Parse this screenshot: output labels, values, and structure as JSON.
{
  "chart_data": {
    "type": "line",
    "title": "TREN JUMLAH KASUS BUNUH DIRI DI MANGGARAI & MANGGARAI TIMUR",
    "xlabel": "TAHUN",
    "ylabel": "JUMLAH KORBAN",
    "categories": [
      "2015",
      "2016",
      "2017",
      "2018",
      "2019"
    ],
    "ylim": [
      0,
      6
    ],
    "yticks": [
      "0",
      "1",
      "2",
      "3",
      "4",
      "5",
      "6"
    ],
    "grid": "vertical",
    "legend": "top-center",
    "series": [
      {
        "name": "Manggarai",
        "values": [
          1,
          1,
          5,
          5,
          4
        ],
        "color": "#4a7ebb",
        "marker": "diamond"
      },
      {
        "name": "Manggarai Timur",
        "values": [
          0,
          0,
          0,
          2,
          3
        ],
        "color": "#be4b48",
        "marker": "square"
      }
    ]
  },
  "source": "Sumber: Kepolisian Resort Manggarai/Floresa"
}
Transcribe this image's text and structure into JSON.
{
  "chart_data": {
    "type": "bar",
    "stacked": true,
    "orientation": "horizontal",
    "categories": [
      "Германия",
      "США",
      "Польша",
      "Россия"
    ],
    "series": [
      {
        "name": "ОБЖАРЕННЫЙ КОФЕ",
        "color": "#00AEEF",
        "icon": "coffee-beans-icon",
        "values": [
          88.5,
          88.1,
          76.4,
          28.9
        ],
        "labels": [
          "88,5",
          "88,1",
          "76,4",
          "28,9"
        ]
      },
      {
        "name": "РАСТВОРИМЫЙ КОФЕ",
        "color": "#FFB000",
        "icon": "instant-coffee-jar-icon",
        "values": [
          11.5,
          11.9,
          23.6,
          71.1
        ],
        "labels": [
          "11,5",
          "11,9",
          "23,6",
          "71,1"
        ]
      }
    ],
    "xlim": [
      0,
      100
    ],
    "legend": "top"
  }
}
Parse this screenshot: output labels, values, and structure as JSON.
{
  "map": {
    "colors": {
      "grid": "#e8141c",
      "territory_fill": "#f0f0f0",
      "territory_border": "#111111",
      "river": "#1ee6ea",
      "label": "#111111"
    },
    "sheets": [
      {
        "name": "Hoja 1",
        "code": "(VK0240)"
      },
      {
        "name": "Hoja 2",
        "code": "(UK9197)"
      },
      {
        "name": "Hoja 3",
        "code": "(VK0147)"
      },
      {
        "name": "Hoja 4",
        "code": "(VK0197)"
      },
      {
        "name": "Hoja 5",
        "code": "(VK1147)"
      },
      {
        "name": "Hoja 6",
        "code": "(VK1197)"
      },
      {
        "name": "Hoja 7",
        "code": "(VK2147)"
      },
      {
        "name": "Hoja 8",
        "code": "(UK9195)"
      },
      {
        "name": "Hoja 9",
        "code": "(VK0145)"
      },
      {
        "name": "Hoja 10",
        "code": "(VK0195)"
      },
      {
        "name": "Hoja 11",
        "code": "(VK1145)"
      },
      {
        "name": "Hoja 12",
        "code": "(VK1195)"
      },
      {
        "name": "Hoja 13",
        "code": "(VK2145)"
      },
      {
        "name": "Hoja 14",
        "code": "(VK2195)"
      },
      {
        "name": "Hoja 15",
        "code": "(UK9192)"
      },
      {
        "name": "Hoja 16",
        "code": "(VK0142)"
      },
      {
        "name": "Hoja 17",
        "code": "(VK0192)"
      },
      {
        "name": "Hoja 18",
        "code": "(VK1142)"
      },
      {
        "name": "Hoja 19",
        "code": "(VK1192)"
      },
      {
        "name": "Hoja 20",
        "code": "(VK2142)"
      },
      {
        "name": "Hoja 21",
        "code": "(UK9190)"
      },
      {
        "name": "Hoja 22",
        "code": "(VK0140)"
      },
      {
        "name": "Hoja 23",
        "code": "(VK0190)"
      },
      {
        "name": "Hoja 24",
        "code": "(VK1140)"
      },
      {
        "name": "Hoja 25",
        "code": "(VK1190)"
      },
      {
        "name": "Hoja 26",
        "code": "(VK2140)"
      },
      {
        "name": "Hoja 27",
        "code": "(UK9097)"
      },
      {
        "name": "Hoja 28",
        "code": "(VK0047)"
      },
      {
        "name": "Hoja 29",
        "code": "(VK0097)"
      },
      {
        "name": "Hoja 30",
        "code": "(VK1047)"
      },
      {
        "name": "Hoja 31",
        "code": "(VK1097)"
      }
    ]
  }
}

Required work.
Produce a verbatim transcription of the entries above.

Exercise response.
Parse this screenshot: output labels, values, and structure as JSON.
{
  "chart_data": {
    "type": "line",
    "title": "TREN JUMLAH KASUS BUNUH DIRI DI MANGGARAI & MANGGARAI TIMUR",
    "xlabel": "TAHUN",
    "ylabel": "JUMLAH KORBAN",
    "categories": [
      "2015",
      "2016",
      "2017",
      "2018",
      "2019"
    ],
    "ylim": [
      0,
      6
    ],
    "yticks": [
      "0",
      "1",
      "2",
      "3",
      "4",
      "5",
      "6"
    ],
    "grid": "vertical",
    "legend": "top-center",
    "series": [
      {
        "name": "Manggarai",
        "values": [
          1,
          1,
          5,
          5,
          4
        ],
        "color": "#4a7ebb",
        "marker": "diamond"
      },
      {
        "name": "Manggarai Timur",
        "values": [
          0,
          0,
          0,
          2,
          3
        ],
        "color": "#be4b48",
        "marker": "square"
      }
    ]
  },
  "source": "Sumber: Kepolisian Resort Manggarai/Floresa"
}
Transcribe this image's text and structure into JSON.
{
  "chart_data": {
    "type": "bar",
    "stacked": true,
    "orientation": "horizontal",
    "categories": [
      "Германия",
      "США",
      "Польша",
      "Россия"
    ],
    "series": [
      {
        "name": "ОБЖАРЕННЫЙ КОФЕ",
        "color": "#00AEEF",
        "icon": "coffee-beans-icon",
        "values": [
          88.5,
          88.1,
          76.4,
          28.9
        ],
        "labels": [
          "88,5",
          "88,1",
          "76,4",
          "28,9"
        ]
      },
      {
        "name": "РАСТВОРИМЫЙ КОФЕ",
        "color": "#FFB000",
        "icon": "instant-coffee-jar-icon",
        "values": [
          11.5,
          11.9,
          23.6,
          71.1
        ],
        "labels": [
          "11,5",
          "11,9",
          "23,6",
          "71,1"
        ]
      }
    ],
    "xlim": [
      0,
      100
    ],
    "legend": "top"
  }
}
Parse this screenshot: output labels, values, and structure as JSON.
{
  "map": {
    "colors": {
      "grid": "#e8141c",
      "territory_fill": "#f0f0f0",
      "territory_border": "#111111",
      "river": "#1ee6ea",
      "label": "#111111"
    },
    "sheets": [
      {
        "name": "Hoja 1",
        "code": "(VK0240)"
      },
      {
        "name": "Hoja 2",
        "code": "(UK9197)"
      },
      {
        "name": "Hoja 3",
        "code": "(VK0147)"
      },
      {
        "name": "Hoja 4",
        "code": "(VK0197)"
      },
      {
        "name": "Hoja 5",
        "code": "(VK1147)"
      },
      {
        "name": "Hoja 6",
        "code": "(VK1197)"
      },
      {
        "name": "Hoja 7",
        "code": "(VK2147)"
      },
      {
        "name": "Hoja 8",
        "code": "(UK9195)"
      },
      {
        "name": "Hoja 9",
        "code": "(VK0145)"
      },
      {
        "name": "Hoja 10",
        "code": "(VK0195)"
      },
      {
        "name": "Hoja 11",
        "code": "(VK1145)"
      },
      {
        "name": "Hoja 12",
        "code": "(VK1195)"
      },
      {
        "name": "Hoja 13",
        "code": "(VK2145)"
      },
      {
        "name": "Hoja 14",
        "code": "(VK2195)"
      },
      {
        "name": "Hoja 15",
        "code": "(UK9192)"
      },
      {
        "name": "Hoja 16",
        "code": "(VK0142)"
      },
      {
        "name": "Hoja 17",
        "code": "(VK0192)"
      },
      {
        "name": "Hoja 18",
        "code": "(VK1142)"
      },
      {
        "name": "Hoja 19",
        "code": "(VK1192)"
      },
      {
        "name": "Hoja 20",
        "code": "(VK2142)"
      },
      {
        "name": "Hoja 21",
        "code": "(UK9190)"
      },
      {
        "name": "Hoja 22",
        "code": "(VK0140)"
      },
      {
        "name": "Hoja 23",
        "code": "(VK0190)"
      },
      {
        "name": "Hoja 24",
        "code": "(VK1140)"
      },
      {
        "name": "Hoja 25",
        "code": "(VK1190)"
      },
      {
        "name": "Hoja 26",
        "code": "(VK2140)"
      },
      {
        "name": "Hoja 27",
        "code": "(UK9097)"
      },
      {
        "name": "Hoja 28",
        "code": "(VK0047)"
      },
      {
        "name": "Hoja 29",
        "code": "(VK0097)"
      },
      {
        "name": "Hoja 30",
        "code": "(VK1047)"
      },
      {
        "name": "Hoja 31",
        "code": "(VK1097)"
      }
    ]
  }
}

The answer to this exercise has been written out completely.